"""

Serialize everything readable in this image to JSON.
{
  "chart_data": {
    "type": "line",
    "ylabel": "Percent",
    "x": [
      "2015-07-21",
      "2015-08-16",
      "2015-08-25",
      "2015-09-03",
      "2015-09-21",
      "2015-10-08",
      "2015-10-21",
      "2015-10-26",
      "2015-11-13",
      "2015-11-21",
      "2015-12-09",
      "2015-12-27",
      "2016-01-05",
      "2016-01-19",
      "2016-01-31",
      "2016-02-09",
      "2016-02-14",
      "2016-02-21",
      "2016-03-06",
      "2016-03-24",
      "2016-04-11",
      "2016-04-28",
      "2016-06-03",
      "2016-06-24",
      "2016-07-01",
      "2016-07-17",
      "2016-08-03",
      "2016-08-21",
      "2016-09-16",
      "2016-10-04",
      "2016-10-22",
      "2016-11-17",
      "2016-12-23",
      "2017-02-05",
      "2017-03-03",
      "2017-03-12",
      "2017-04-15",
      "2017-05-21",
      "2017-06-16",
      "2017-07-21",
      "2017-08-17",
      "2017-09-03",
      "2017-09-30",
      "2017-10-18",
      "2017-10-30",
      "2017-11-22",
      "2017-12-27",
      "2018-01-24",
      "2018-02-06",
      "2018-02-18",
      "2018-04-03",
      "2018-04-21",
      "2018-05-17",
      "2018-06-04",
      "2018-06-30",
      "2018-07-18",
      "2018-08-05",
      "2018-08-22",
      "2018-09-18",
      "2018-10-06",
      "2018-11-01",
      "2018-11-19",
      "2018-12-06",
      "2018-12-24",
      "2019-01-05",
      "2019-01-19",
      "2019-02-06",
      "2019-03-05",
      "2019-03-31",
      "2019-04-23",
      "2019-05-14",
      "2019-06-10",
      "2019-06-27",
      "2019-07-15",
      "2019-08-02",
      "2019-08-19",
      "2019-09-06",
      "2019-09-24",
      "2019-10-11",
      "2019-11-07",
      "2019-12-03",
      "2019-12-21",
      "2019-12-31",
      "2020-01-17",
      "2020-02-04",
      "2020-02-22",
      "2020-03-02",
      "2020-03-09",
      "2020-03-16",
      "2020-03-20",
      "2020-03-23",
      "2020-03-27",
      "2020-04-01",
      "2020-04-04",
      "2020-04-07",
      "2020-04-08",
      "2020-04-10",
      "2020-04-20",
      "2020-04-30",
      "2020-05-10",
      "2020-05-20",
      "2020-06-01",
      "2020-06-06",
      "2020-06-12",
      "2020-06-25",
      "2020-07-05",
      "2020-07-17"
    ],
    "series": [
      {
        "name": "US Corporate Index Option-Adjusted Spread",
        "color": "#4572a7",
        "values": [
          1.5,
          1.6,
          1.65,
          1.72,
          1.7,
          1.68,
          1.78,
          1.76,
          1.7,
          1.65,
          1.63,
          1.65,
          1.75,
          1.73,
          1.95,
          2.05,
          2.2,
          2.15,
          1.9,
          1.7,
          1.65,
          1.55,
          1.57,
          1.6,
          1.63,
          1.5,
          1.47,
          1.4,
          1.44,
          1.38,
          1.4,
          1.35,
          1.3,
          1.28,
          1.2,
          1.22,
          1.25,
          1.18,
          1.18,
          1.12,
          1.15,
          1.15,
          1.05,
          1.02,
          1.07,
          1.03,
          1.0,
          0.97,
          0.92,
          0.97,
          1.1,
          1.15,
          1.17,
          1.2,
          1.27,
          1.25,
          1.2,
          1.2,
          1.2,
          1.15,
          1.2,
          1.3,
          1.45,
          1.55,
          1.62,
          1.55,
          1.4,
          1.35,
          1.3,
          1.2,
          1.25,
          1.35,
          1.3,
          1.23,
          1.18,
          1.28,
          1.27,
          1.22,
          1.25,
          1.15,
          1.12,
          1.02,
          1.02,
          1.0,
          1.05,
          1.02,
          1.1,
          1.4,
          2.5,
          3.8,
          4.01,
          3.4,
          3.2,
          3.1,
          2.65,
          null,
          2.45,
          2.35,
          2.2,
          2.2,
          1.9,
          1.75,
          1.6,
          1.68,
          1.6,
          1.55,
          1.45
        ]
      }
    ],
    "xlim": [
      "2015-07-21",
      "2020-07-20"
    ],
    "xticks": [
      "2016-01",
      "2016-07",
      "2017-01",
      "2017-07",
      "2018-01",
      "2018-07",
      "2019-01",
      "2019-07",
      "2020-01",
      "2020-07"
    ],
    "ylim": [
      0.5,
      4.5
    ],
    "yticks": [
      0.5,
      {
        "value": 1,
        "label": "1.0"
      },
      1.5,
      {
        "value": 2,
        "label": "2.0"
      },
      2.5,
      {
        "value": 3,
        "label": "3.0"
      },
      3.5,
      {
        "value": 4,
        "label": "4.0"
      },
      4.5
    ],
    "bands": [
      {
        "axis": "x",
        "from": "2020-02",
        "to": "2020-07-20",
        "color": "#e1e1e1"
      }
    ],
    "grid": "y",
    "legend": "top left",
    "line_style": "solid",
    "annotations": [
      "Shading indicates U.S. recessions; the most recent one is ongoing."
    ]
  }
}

"""

*Set task*.
Output the listing above exactly as it appears.

*The solution*.
Serialize everything readable in this image to JSON.
{
  "chart_data": {
    "type": "line",
    "ylabel": "Percent",
    "x": [
      "2015-07-21",
      "2015-08-16",
      "2015-08-25",
      "2015-09-03",
      "2015-09-21",
      "2015-10-08",
      "2015-10-21",
      "2015-10-26",
      "2015-11-13",
      "2015-11-21",
      "2015-12-09",
      "2015-12-27",
      "2016-01-05",
      "2016-01-19",
      "2016-01-31",
      "2016-02-09",
      "2016-02-14",
      "2016-02-21",
      "2016-03-06",
      "2016-03-24",
      "2016-04-11",
      "2016-04-28",
      "2016-06-03",
      "2016-06-24",
      "2016-07-01",
      "2016-07-17",
      "2016-08-03",
      "2016-08-21",
      "2016-09-16",
      "2016-10-04",
      "2016-10-22",
      "2016-11-17",
      "2016-12-23",
      "2017-02-05",
      "2017-03-03",
      "2017-03-12",
      "2017-04-15",
      "2017-05-21",
      "2017-06-16",
      "2017-07-21",
      "2017-08-17",
      "2017-09-03",
      "2017-09-30",
      "2017-10-18",
      "2017-10-30",
      "2017-11-22",
      "2017-12-27",
      "2018-01-24",
      "2018-02-06",
      "2018-02-18",
      "2018-04-03",
      "2018-04-21",
      "2018-05-17",
      "2018-06-04",
      "2018-06-30",
      "2018-07-18",
      "2018-08-05",
      "2018-08-22",
      "2018-09-18",
      "2018-10-06",
      "2018-11-01",
      "2018-11-19",
      "2018-12-06",
      "2018-12-24",
      "2019-01-05",
      "2019-01-19",
      "2019-02-06",
      "2019-03-05",
      "2019-03-31",
      "2019-04-23",
      "2019-05-14",
      "2019-06-10",
      "2019-06-27",
      "2019-07-15",
      "2019-08-02",
      "2019-08-19",
      "2019-09-06",
      "2019-09-24",
      "2019-10-11",
      "2019-11-07",
      "2019-12-03",
      "2019-12-21",
      "2019-12-31",
      "2020-01-17",
      "2020-02-04",
      "2020-02-22",
      "2020-03-02",
      "2020-03-09",
      "2020-03-16",
      "2020-03-20",
      "2020-03-23",
      "2020-03-27",
      "2020-04-01",
      "2020-04-04",
      "2020-04-07",
      "2020-04-08",
      "2020-04-10",
      "2020-04-20",
      "2020-04-30",
      "2020-05-10",
      "2020-05-20",
      "2020-06-01",
      "2020-06-06",
      "2020-06-12",
      "2020-06-25",
      "2020-07-05",
      "2020-07-17"
    ],
    "series": [
      {
        "name": "US Corporate Index Option-Adjusted Spread",
        "color": "#4572a7",
        "values": [
          1.5,
          1.6,
          1.65,
          1.72,
          1.7,
          1.68,
          1.78,
          1.76,
          1.7,
          1.65,
          1.63,
          1.65,
          1.75,
          1.73,
          1.95,
          2.05,
          2.2,
          2.15,
          1.9,
          1.7,
          1.65,
          1.55,
          1.57,
          1.6,
          1.63,
          1.5,
          1.47,
          1.4,
          1.44,
          1.38,
          1.4,
          1.35,
          1.3,
          1.28,
          1.2,
          1.22,
          1.25,
          1.18,
          1.18,
          1.12,
          1.15,
          1.15,
          1.05,
          1.02,
          1.07,
          1.03,
          1.0,
          0.97,
          0.92,
          0.97,
          1.1,
          1.15,
          1.17,
          1.2,
          1.27,
          1.25,
          1.2,
          1.2,
          1.2,
          1.15,
          1.2,
          1.3,
          1.45,
          1.55,
          1.62,
          1.55,
          1.4,
          1.35,
          1.3,
          1.2,
          1.25,
          1.35,
          1.3,
          1.23,
          1.18,
          1.28,
          1.27,
          1.22,
          1.25,
          1.15,
          1.12,
          1.02,
          1.02,
          1.0,
          1.05,
          1.02,
          1.1,
          1.4,
          2.5,
          3.8,
          4.01,
          3.4,
          3.2,
          3.1,
          2.65,
          null,
          2.45,
          2.35,
          2.2,
          2.2,
          1.9,
          1.75,
          1.6,
          1.68,
          1.6,
          1.55,
          1.45
        ]
      }
    ],
    "xlim": [
      "2015-07-21",
      "2020-07-20"
    ],
    "xticks": [
      "2016-01",
      "2016-07",
      "2017-01",
      "2017-07",
      "2018-01",
      "2018-07",
      "2019-01",
      "2019-07",
      "2020-01",
      "2020-07"
    ],
    "ylim": [
      0.5,
      4.5
    ],
    "yticks": [
      0.5,
      {
        "value": 1,
        "label": "1.0"
      },
      1.5,
      {
        "value": 2,
        "label": "2.0"
      },
      2.5,
      {
        "value": 3,
        "label": "3.0"
      },
      3.5,
      {
        "value": 4,
        "label": "4.0"
      },
      4.5
    ],
    "bands": [
      {
        "axis": "x",
        "from": "2020-02",
        "to": "2020-07-20",
        "color": "#e1e1e1"
      }
    ],
    "grid": "y",
    "legend": "top left",
    "line_style": "solid",
    "annotations": [
      "Shading indicates U.S. recessions; the most recent one is ongoing."
    ]
  }
}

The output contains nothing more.